## Exercise details
Write out the material below exactly, beginning at the line that contains "Give me the" and ending with its last line, both ends included; write nothing else.

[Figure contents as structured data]
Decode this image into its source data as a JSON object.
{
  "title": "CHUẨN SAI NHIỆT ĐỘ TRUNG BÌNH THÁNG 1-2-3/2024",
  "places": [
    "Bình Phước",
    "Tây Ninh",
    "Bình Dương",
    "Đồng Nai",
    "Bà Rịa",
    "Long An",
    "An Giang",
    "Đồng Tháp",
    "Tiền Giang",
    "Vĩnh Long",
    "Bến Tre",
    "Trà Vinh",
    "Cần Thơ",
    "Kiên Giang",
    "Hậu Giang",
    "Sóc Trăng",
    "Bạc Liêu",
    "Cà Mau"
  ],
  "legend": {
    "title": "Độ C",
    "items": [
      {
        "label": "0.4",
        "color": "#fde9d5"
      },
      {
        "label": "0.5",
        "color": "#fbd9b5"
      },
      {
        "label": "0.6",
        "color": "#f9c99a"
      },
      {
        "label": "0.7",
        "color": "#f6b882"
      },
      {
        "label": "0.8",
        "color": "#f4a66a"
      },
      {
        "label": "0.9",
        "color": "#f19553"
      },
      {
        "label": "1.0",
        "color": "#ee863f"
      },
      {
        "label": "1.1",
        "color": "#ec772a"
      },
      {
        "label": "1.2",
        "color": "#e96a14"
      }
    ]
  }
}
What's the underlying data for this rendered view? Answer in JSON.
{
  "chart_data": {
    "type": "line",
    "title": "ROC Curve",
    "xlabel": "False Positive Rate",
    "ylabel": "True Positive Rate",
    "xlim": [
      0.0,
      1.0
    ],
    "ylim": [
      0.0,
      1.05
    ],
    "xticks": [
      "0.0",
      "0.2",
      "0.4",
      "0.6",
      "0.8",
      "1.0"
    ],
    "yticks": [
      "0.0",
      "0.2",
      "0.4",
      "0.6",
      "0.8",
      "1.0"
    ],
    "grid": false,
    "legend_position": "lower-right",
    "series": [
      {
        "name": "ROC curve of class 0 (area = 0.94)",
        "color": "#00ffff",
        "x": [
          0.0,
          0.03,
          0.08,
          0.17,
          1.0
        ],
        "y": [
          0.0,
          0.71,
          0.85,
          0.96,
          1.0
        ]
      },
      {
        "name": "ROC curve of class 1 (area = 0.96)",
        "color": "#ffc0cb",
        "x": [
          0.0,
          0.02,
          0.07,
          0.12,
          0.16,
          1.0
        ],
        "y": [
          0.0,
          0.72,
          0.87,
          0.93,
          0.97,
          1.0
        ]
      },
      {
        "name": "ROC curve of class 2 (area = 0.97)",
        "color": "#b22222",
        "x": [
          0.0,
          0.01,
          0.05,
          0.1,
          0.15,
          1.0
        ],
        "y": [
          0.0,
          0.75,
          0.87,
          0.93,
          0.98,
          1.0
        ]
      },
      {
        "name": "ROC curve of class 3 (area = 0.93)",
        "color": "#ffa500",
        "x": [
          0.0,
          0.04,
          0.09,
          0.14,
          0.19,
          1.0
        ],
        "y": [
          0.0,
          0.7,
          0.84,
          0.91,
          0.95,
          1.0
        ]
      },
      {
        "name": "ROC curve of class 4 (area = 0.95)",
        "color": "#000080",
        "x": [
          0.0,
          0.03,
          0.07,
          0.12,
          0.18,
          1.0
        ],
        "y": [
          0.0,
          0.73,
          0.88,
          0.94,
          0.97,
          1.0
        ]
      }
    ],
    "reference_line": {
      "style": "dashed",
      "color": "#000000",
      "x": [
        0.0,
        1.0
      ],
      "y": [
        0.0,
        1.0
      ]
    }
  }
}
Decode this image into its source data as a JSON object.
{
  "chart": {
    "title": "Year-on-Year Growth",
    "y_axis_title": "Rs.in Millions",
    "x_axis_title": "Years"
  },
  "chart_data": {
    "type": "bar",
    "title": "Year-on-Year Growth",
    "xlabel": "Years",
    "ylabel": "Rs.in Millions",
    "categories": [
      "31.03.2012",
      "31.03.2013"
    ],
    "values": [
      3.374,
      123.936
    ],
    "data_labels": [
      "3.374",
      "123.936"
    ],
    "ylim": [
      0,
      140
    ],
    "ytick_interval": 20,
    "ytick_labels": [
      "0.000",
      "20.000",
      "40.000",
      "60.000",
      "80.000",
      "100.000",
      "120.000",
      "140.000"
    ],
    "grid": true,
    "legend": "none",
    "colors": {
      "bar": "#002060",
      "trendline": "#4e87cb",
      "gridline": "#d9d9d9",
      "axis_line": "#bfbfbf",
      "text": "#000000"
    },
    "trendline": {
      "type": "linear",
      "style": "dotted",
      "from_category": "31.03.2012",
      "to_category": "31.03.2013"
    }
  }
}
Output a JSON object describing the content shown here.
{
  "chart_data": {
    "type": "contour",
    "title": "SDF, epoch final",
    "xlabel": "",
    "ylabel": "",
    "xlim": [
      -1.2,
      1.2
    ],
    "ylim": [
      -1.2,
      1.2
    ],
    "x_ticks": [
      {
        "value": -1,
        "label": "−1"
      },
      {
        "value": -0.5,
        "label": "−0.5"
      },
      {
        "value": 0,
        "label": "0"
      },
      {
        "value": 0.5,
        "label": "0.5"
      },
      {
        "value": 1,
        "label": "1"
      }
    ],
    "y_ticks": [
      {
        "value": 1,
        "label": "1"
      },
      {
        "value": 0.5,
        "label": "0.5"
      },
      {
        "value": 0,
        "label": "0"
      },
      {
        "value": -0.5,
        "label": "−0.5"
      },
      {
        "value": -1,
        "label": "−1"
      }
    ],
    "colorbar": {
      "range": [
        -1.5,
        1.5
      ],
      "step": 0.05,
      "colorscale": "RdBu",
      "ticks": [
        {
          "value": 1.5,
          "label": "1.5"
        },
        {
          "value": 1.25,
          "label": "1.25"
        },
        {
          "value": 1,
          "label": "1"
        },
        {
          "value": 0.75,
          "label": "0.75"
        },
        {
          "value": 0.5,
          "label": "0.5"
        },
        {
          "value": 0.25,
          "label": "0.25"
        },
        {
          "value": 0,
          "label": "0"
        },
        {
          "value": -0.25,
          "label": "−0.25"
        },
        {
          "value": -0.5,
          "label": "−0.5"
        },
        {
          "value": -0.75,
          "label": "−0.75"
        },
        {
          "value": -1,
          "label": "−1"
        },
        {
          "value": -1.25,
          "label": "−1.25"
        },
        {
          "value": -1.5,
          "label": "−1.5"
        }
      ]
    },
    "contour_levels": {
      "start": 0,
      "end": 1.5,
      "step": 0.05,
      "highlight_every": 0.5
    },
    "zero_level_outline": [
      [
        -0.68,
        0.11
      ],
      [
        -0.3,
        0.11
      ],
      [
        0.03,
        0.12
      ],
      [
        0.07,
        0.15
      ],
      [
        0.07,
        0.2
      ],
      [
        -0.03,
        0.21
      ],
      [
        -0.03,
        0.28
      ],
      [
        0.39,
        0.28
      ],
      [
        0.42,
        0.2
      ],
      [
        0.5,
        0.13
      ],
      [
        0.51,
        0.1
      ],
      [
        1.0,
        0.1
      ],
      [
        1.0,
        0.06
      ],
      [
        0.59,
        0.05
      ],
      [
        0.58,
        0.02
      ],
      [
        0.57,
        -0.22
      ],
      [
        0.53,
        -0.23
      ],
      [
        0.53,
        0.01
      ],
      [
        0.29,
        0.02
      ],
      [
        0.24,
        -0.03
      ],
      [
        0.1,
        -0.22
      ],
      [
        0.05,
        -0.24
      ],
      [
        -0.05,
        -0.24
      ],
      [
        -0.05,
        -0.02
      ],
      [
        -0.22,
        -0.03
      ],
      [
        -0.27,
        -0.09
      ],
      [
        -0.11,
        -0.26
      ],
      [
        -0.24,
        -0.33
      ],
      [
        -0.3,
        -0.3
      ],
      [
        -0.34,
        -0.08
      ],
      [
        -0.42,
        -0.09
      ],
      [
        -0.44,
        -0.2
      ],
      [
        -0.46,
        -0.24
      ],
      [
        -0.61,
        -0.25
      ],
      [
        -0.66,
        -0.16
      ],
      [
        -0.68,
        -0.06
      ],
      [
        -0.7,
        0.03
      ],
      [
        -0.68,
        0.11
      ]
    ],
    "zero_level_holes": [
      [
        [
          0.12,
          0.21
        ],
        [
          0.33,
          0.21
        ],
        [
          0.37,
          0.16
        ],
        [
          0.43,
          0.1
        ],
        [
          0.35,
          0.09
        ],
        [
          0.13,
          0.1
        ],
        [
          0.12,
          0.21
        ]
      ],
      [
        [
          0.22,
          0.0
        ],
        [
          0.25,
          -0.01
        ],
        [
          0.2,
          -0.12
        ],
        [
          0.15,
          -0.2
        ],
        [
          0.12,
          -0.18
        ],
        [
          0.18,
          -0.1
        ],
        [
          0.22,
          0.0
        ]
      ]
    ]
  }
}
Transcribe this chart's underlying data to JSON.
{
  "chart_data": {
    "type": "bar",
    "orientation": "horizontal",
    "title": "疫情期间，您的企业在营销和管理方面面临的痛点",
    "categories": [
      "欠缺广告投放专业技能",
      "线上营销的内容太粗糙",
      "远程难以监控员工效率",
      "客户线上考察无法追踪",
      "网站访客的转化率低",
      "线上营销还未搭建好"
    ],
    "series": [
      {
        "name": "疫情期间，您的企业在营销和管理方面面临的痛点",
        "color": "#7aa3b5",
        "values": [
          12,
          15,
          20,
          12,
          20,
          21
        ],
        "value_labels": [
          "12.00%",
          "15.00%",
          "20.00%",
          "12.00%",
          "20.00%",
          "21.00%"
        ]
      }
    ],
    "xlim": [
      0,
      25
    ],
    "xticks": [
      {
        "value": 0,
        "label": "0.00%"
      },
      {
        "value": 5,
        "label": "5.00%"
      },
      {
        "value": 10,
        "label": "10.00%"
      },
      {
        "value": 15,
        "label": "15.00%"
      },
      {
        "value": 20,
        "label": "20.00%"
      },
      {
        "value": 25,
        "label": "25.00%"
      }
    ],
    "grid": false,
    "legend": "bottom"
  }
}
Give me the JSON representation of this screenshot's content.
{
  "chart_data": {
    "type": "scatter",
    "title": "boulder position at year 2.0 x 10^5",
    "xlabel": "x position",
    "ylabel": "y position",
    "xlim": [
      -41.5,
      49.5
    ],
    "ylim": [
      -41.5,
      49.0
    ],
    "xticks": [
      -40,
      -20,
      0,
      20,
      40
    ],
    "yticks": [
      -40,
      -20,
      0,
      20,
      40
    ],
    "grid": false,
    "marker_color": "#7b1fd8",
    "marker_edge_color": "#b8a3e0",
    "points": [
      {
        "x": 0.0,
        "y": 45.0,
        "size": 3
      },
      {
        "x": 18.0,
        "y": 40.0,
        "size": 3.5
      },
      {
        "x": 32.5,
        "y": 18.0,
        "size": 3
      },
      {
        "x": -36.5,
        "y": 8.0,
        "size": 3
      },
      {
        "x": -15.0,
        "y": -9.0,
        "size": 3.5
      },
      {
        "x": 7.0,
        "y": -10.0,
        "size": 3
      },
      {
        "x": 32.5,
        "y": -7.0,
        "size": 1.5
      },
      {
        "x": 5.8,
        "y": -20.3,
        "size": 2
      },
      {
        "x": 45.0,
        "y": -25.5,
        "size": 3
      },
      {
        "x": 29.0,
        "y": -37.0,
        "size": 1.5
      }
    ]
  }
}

## Complete answer
Give me the JSON representation of this screenshot's content.
{
  "chart_data": {
    "type": "scatter",
    "title": "boulder position at year 2.0 x 10^5",
    "xlabel": "x position",
    "ylabel": "y position",
    "xlim": [
      -41.5,
      49.5
    ],
    "ylim": [
      -41.5,
      49.0
    ],
    "xticks": [
      -40,
      -20,
      0,
      20,
      40
    ],
    "yticks": [
      -40,
      -20,
      0,
      20,
      40
    ],
    "grid": false,
    "marker_color": "#7b1fd8",
    "marker_edge_color": "#b8a3e0",
    "points": [
      {
        "x": 0.0,
        "y": 45.0,
        "size": 3
      },
      {
        "x": 18.0,
        "y": 40.0,
        "size": 3.5
      },
      {
        "x": 32.5,
        "y": 18.0,
        "size": 3
      },
      {
        "x": -36.5,
        "y": 8.0,
        "size": 3
      },
      {
        "x": -15.0,
        "y": -9.0,
        "size": 3.5
      },
      {
        "x": 7.0,
        "y": -10.0,
        "size": 3
      },
      {
        "x": 32.5,
        "y": -7.0,
        "size": 1.5
      },
      {
        "x": 5.8,
        "y": -20.3,
        "size": 2
      },
      {
        "x": 45.0,
        "y": -25.5,
        "size": 3
      },
      {
        "x": 29.0,
        "y": -37.0,
        "size": 1.5
      }
    ]
  }
}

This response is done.